GOAL:
All of the material below is to be retyped exactly.

RECORD LIST:
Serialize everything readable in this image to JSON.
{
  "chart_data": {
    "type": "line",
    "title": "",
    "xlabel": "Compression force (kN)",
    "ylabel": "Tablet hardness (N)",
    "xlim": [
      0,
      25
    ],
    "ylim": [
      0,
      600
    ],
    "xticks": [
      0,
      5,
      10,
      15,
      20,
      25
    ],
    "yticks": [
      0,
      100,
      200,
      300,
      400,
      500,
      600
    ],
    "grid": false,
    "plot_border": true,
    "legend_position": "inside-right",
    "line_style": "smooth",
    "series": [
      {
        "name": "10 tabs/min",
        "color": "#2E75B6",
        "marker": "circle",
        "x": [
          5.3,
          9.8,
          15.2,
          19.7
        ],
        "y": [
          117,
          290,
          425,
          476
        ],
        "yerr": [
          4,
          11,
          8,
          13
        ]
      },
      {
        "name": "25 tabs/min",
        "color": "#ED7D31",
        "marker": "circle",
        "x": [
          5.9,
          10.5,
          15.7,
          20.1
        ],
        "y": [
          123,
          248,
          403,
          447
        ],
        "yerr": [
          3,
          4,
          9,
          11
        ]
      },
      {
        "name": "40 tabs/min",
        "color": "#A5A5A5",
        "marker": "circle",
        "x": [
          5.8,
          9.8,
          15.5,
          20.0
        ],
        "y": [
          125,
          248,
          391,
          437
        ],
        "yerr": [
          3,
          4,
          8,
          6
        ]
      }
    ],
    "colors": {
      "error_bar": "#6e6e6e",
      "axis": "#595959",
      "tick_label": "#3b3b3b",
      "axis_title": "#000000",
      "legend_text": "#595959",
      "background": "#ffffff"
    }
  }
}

WRITTEN RESPONSE:
Serialize everything readable in this image to JSON.
{
  "chart_data": {
    "type": "line",
    "title": "",
    "xlabel": "Compression force (kN)",
    "ylabel": "Tablet hardness (N)",
    "xlim": [
      0,
      25
    ],
    "ylim": [
      0,
      600
    ],
    "xticks": [
      0,
      5,
      10,
      15,
      20,
      25
    ],
    "yticks": [
      0,
      100,
      200,
      300,
      400,
      500,
      600
    ],
    "grid": false,
    "plot_border": true,
    "legend_position": "inside-right",
    "line_style": "smooth",
    "series": [
      {
        "name": "10 tabs/min",
        "color": "#2E75B6",
        "marker": "circle",
        "x": [
          5.3,
          9.8,
          15.2,
          19.7
        ],
        "y": [
          117,
          290,
          425,
          476
        ],
        "yerr": [
          4,
          11,
          8,
          13
        ]
      },
      {
        "name": "25 tabs/min",
        "color": "#ED7D31",
        "marker": "circle",
        "x": [
          5.9,
          10.5,
          15.7,
          20.1
        ],
        "y": [
          123,
          248,
          403,
          447
        ],
        "yerr": [
          3,
          4,
          9,
          11
        ]
      },
      {
        "name": "40 tabs/min",
        "color": "#A5A5A5",
        "marker": "circle",
        "x": [
          5.8,
          9.8,
          15.5,
          20.0
        ],
        "y": [
          125,
          248,
          391,
          437
        ],
        "yerr": [
          3,
          4,
          8,
          6
        ]
      }
    ],
    "colors": {
      "error_bar": "#6e6e6e",
      "axis": "#595959",
      "tick_label": "#3b3b3b",
      "axis_title": "#000000",
      "legend_text": "#595959",
      "background": "#ffffff"
    }
  }
}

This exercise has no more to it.